(Figure record listings)
——————

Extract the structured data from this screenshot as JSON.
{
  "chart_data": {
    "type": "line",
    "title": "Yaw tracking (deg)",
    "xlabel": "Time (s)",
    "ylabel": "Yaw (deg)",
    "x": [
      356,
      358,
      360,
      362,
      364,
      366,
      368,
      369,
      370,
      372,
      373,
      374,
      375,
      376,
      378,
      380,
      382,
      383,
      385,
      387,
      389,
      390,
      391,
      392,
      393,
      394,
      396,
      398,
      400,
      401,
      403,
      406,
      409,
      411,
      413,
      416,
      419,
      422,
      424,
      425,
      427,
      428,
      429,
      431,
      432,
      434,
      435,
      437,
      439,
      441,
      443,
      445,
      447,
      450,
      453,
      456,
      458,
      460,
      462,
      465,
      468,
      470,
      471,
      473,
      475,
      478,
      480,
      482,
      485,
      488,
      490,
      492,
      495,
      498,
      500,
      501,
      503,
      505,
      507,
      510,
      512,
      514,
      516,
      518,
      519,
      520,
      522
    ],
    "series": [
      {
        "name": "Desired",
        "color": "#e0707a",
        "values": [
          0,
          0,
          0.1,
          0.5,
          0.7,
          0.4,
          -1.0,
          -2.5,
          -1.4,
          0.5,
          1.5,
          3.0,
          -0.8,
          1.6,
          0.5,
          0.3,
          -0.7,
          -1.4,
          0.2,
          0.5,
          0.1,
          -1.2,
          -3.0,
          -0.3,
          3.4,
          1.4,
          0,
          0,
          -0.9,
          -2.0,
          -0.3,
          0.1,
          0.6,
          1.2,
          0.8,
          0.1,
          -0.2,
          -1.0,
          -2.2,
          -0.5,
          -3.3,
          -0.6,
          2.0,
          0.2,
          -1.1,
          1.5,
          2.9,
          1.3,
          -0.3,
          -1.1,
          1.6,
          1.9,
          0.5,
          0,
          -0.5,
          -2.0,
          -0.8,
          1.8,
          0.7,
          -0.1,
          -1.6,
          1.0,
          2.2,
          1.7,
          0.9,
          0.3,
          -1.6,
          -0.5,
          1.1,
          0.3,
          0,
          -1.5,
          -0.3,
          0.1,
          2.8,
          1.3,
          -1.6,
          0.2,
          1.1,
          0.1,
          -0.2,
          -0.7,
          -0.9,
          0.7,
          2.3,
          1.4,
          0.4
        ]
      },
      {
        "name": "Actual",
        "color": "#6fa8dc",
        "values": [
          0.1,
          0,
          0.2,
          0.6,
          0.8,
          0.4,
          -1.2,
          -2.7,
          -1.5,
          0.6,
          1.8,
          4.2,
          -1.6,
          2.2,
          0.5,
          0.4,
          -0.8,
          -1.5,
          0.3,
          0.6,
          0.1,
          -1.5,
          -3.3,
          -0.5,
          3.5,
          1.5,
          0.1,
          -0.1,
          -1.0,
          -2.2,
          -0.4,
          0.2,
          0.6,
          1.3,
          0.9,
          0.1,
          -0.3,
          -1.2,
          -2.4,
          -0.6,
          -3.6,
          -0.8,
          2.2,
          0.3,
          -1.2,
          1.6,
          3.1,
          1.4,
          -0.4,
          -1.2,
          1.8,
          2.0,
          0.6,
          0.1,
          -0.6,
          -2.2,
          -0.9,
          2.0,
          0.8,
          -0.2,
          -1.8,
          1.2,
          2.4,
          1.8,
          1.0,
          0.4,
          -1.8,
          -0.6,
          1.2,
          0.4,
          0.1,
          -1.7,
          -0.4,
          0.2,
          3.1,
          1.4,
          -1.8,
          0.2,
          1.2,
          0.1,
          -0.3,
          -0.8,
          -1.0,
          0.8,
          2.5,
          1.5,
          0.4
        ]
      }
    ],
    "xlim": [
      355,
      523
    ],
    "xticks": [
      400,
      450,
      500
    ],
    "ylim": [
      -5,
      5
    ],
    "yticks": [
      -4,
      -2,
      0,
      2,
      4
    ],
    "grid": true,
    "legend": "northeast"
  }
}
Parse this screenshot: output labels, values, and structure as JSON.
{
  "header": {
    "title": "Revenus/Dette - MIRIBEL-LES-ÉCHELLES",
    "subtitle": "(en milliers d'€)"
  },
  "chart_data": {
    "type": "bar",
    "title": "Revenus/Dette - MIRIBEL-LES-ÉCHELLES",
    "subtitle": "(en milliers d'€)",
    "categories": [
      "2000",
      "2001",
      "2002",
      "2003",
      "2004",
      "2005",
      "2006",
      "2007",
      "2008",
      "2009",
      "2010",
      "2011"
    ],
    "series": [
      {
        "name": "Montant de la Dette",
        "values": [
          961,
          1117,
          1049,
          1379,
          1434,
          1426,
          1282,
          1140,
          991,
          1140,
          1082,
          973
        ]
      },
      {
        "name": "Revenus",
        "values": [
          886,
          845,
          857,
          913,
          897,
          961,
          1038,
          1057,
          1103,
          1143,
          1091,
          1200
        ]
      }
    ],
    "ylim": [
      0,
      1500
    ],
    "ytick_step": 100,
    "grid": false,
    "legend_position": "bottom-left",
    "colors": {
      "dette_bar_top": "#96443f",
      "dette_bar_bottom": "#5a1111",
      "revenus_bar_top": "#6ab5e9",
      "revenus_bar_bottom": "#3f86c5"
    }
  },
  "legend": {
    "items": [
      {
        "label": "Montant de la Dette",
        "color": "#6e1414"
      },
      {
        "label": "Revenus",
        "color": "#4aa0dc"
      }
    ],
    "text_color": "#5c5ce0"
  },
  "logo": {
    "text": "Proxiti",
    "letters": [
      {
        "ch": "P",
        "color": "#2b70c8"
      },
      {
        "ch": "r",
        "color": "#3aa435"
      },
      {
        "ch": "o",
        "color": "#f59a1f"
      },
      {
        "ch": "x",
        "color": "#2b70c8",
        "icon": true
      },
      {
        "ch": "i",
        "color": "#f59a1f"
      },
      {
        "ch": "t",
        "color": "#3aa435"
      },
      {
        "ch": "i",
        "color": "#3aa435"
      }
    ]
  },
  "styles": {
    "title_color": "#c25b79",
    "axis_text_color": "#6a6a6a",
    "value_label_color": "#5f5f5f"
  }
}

——————

GOAL: Write out the whole listing exactly.

ANSWER FOR THE TASK:
Extract the structured data from this screenshot as JSON.
{
  "chart_data": {
    "type": "line",
    "title": "Yaw tracking (deg)",
    "xlabel": "Time (s)",
    "ylabel": "Yaw (deg)",
    "x": [
      356,
      358,
      360,
      362,
      364,
      366,
      368,
      369,
      370,
      372,
      373,
      374,
      375,
      376,
      378,
      380,
      382,
      383,
      385,
      387,
      389,
      390,
      391,
      392,
      393,
      394,
      396,
      398,
      400,
      401,
      403,
      406,
      409,
      411,
      413,
      416,
      419,
      422,
      424,
      425,
      427,
      428,
      429,
      431,
      432,
      434,
      435,
      437,
      439,
      441,
      443,
      445,
      447,
      450,
      453,
      456,
      458,
      460,
      462,
      465,
      468,
      470,
      471,
      473,
      475,
      478,
      480,
      482,
      485,
      488,
      490,
      492,
      495,
      498,
      500,
      501,
      503,
      505,
      507,
      510,
      512,
      514,
      516,
      518,
      519,
      520,
      522
    ],
    "series": [
      {
        "name": "Desired",
        "color": "#e0707a",
        "values": [
          0,
          0,
          0.1,
          0.5,
          0.7,
          0.4,
          -1.0,
          -2.5,
          -1.4,
          0.5,
          1.5,
          3.0,
          -0.8,
          1.6,
          0.5,
          0.3,
          -0.7,
          -1.4,
          0.2,
          0.5,
          0.1,
          -1.2,
          -3.0,
          -0.3,
          3.4,
          1.4,
          0,
          0,
          -0.9,
          -2.0,
          -0.3,
          0.1,
          0.6,
          1.2,
          0.8,
          0.1,
          -0.2,
          -1.0,
          -2.2,
          -0.5,
          -3.3,
          -0.6,
          2.0,
          0.2,
          -1.1,
          1.5,
          2.9,
          1.3,
          -0.3,
          -1.1,
          1.6,
          1.9,
          0.5,
          0,
          -0.5,
          -2.0,
          -0.8,
          1.8,
          0.7,
          -0.1,
          -1.6,
          1.0,
          2.2,
          1.7,
          0.9,
          0.3,
          -1.6,
          -0.5,
          1.1,
          0.3,
          0,
          -1.5,
          -0.3,
          0.1,
          2.8,
          1.3,
          -1.6,
          0.2,
          1.1,
          0.1,
          -0.2,
          -0.7,
          -0.9,
          0.7,
          2.3,
          1.4,
          0.4
        ]
      },
      {
        "name": "Actual",
        "color": "#6fa8dc",
        "values": [
          0.1,
          0,
          0.2,
          0.6,
          0.8,
          0.4,
          -1.2,
          -2.7,
          -1.5,
          0.6,
          1.8,
          4.2,
          -1.6,
          2.2,
          0.5,
          0.4,
          -0.8,
          -1.5,
          0.3,
          0.6,
          0.1,
          -1.5,
          -3.3,
          -0.5,
          3.5,
          1.5,
          0.1,
          -0.1,
          -1.0,
          -2.2,
          -0.4,
          0.2,
          0.6,
          1.3,
          0.9,
          0.1,
          -0.3,
          -1.2,
          -2.4,
          -0.6,
          -3.6,
          -0.8,
          2.2,
          0.3,
          -1.2,
          1.6,
          3.1,
          1.4,
          -0.4,
          -1.2,
          1.8,
          2.0,
          0.6,
          0.1,
          -0.6,
          -2.2,
          -0.9,
          2.0,
          0.8,
          -0.2,
          -1.8,
          1.2,
          2.4,
          1.8,
          1.0,
          0.4,
          -1.8,
          -0.6,
          1.2,
          0.4,
          0.1,
          -1.7,
          -0.4,
          0.2,
          3.1,
          1.4,
          -1.8,
          0.2,
          1.2,
          0.1,
          -0.3,
          -0.8,
          -1.0,
          0.8,
          2.5,
          1.5,
          0.4
        ]
      }
    ],
    "xlim": [
      355,
      523
    ],
    "xticks": [
      400,
      450,
      500
    ],
    "ylim": [
      -5,
      5
    ],
    "yticks": [
      -4,
      -2,
      0,
      2,
      4
    ],
    "grid": true,
    "legend": "northeast"
  }
}
Parse this screenshot: output labels, values, and structure as JSON.
{
  "header": {
    "title": "Revenus/Dette - MIRIBEL-LES-ÉCHELLES",
    "subtitle": "(en milliers d'€)"
  },
  "chart_data": {
    "type": "bar",
    "title": "Revenus/Dette - MIRIBEL-LES-ÉCHELLES",
    "subtitle": "(en milliers d'€)",
    "categories": [
      "2000",
      "2001",
      "2002",
      "2003",
      "2004",
      "2005",
      "2006",
      "2007",
      "2008",
      "2009",
      "2010",
      "2011"
    ],
    "series": [
      {
        "name": "Montant de la Dette",
        "values": [
          961,
          1117,
          1049,
          1379,
          1434,
          1426,
          1282,
          1140,
          991,
          1140,
          1082,
          973
        ]
      },
      {
        "name": "Revenus",
        "values": [
          886,
          845,
          857,
          913,
          897,
          961,
          1038,
          1057,
          1103,
          1143,
          1091,
          1200
        ]
      }
    ],
    "ylim": [
      0,
      1500
    ],
    "ytick_step": 100,
    "grid": false,
    "legend_position": "bottom-left",
    "colors": {
      "dette_bar_top": "#96443f",
      "dette_bar_bottom": "#5a1111",
      "revenus_bar_top": "#6ab5e9",
      "revenus_bar_bottom": "#3f86c5"
    }
  },
  "legend": {
    "items": [
      {
        "label": "Montant de la Dette",
        "color": "#6e1414"
      },
      {
        "label": "Revenus",
        "color": "#4aa0dc"
      }
    ],
    "text_color": "#5c5ce0"
  },
  "logo": {
    "text": "Proxiti",
    "letters": [
      {
        "ch": "P",
        "color": "#2b70c8"
      },
      {
        "ch": "r",
        "color": "#3aa435"
      },
      {
        "ch": "o",
        "color": "#f59a1f"
      },
      {
        "ch": "x",
        "color": "#2b70c8",
        "icon": true
      },
      {
        "ch": "i",
        "color": "#f59a1f"
      },
      {
        "ch": "t",
        "color": "#3aa435"
      },
      {
        "ch": "i",
        "color": "#3aa435"
      }
    ]
  },
  "styles": {
    "title_color": "#c25b79",
    "axis_text_color": "#6a6a6a",
    "value_label_color": "#5f5f5f"
  }
}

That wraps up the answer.